*What is required*
Gather the lines that hold the string "title".

*Records shown*

—————

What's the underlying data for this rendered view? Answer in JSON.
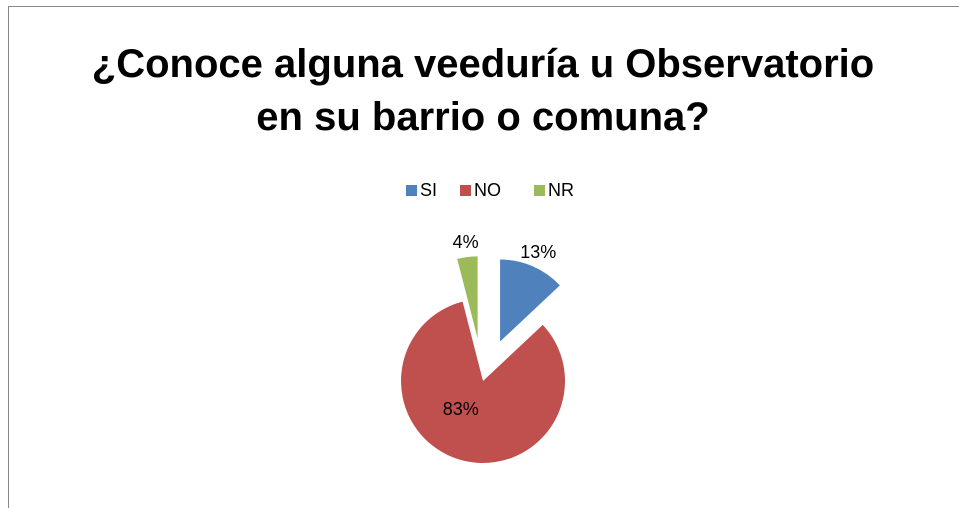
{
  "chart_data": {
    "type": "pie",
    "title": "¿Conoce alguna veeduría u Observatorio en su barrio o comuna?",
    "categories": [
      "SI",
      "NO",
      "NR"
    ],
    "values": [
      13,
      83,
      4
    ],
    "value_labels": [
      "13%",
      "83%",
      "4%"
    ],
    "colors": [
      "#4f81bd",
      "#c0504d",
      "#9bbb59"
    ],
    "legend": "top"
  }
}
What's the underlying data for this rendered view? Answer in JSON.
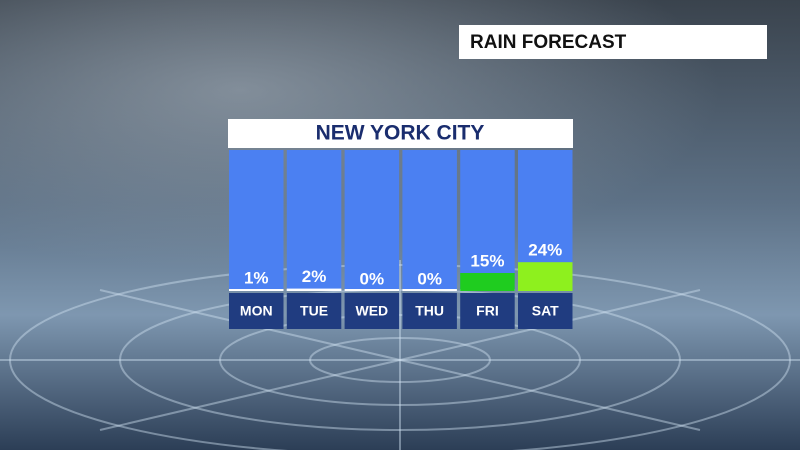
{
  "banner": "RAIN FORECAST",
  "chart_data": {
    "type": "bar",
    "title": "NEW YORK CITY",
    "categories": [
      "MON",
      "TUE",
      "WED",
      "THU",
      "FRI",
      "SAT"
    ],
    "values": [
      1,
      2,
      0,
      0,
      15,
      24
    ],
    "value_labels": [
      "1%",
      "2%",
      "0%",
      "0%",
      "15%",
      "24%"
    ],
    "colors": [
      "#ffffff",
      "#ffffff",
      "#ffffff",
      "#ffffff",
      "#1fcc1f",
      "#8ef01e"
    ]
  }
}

—————

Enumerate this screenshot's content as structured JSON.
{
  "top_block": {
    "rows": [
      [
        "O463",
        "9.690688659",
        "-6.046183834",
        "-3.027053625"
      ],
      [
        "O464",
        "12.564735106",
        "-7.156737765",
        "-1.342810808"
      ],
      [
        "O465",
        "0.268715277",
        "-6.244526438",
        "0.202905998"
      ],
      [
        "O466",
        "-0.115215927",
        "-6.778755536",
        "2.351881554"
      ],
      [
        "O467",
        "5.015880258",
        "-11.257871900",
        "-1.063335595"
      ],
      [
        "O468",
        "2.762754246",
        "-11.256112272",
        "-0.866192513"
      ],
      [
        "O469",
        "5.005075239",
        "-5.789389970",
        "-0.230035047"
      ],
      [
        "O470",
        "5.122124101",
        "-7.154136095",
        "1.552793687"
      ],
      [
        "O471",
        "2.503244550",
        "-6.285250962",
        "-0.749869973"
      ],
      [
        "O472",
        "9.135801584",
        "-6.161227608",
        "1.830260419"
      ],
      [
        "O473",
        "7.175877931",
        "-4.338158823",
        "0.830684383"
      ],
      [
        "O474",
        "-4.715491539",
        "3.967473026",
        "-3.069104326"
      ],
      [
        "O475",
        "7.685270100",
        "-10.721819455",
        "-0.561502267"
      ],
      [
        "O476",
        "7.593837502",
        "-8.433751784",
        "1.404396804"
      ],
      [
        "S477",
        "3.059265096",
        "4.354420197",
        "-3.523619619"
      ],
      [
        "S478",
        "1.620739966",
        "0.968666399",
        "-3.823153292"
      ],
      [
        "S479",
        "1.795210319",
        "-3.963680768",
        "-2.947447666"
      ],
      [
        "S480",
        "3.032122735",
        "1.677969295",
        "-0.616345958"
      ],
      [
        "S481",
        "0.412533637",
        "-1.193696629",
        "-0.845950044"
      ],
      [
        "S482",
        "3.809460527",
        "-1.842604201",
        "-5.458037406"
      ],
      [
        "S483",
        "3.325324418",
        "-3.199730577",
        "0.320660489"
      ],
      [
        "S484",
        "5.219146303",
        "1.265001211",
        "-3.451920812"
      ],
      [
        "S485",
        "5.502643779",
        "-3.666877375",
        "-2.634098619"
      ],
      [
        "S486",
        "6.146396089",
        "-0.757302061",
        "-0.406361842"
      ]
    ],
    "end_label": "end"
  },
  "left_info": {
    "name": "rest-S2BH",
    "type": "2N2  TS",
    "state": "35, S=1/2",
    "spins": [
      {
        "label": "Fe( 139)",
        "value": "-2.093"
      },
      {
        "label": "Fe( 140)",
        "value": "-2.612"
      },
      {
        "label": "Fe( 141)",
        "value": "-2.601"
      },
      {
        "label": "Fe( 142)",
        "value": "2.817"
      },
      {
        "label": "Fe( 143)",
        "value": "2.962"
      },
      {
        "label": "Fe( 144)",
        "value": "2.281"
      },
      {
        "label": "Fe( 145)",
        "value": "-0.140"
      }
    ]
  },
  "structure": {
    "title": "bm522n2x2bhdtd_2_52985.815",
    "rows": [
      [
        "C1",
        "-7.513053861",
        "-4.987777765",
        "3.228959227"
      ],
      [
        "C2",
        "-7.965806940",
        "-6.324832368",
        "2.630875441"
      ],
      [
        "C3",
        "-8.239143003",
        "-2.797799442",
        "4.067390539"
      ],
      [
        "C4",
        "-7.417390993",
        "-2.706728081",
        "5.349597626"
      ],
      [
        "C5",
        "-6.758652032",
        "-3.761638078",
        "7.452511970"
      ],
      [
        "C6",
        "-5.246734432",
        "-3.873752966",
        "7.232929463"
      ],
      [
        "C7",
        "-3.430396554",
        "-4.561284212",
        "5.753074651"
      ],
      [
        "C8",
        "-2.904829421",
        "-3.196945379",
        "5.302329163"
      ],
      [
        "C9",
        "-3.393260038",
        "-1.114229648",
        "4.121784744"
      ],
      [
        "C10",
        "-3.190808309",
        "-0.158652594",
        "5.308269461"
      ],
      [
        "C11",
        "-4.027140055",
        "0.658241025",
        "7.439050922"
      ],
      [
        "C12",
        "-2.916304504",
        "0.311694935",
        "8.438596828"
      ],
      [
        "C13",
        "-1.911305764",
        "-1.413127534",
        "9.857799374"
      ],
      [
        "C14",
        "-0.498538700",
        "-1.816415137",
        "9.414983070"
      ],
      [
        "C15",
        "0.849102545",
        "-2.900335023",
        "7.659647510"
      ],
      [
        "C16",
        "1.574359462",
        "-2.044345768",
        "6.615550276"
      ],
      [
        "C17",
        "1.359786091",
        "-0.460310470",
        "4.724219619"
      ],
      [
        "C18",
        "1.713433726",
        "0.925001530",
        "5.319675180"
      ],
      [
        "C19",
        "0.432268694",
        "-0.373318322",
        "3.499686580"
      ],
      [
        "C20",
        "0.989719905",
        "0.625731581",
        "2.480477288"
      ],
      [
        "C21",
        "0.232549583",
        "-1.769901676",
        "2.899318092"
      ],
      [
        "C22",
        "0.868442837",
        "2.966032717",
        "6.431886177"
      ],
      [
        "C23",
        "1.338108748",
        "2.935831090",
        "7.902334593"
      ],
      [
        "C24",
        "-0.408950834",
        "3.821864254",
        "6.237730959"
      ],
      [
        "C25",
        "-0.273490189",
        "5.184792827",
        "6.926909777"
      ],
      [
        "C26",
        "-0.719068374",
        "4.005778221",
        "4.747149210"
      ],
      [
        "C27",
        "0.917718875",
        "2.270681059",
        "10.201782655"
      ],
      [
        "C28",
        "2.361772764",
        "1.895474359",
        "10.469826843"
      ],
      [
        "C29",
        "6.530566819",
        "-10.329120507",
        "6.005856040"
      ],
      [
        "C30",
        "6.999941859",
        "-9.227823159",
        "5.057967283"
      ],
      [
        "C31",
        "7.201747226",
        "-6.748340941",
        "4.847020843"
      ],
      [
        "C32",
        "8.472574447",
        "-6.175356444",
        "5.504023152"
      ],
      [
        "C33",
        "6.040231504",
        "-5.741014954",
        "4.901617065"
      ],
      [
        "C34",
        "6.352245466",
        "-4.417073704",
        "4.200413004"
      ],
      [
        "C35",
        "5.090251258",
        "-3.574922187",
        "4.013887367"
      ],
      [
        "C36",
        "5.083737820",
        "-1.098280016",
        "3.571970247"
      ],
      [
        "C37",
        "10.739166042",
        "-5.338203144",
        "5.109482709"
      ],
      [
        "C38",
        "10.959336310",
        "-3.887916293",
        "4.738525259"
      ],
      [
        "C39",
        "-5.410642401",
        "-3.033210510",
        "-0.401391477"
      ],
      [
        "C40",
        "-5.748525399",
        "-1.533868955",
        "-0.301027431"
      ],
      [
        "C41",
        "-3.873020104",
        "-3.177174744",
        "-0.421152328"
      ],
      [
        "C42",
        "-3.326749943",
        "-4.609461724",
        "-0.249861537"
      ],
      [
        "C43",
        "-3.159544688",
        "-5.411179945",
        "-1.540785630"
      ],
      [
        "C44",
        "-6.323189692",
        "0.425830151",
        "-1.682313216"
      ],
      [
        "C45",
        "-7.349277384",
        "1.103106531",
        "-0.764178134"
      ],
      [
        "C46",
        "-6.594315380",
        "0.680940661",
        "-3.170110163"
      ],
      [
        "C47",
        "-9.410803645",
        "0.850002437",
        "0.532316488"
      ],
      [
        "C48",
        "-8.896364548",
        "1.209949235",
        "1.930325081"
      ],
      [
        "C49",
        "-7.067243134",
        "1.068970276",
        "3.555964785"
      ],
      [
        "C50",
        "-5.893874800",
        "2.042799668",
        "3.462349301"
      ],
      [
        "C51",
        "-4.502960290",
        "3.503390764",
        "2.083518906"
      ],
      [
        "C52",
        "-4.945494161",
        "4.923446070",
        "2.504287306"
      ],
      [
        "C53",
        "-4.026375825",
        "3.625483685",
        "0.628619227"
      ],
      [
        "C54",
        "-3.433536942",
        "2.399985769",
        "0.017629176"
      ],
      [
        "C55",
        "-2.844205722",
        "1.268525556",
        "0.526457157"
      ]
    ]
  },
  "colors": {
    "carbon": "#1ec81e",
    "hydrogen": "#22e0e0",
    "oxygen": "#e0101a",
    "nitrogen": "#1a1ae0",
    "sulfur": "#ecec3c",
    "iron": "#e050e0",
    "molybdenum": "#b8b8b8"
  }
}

—————

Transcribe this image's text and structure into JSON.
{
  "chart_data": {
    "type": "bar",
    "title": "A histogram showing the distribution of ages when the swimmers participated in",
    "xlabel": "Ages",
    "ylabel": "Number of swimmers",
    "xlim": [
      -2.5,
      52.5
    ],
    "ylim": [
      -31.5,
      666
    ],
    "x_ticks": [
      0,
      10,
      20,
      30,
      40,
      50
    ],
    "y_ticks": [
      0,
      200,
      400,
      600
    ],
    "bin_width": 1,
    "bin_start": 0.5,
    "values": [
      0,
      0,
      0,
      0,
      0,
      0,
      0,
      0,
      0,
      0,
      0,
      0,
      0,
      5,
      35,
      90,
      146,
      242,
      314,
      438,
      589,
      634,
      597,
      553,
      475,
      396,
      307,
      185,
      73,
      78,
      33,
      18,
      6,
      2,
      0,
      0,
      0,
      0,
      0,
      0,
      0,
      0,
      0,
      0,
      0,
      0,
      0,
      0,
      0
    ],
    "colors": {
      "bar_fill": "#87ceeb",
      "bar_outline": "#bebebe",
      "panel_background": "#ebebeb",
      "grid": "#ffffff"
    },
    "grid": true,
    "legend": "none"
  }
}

—————

*Answer to the task*
    "title": "¿Conoce alguna veeduría u Observatorio en su barrio o comuna?",
    "title": "NEW YORK CITY",
    "title": "bm522n2x2bhdtd_2_52985.815",
    "title": "A histogram showing the distribution of ages when the swimmers participated in",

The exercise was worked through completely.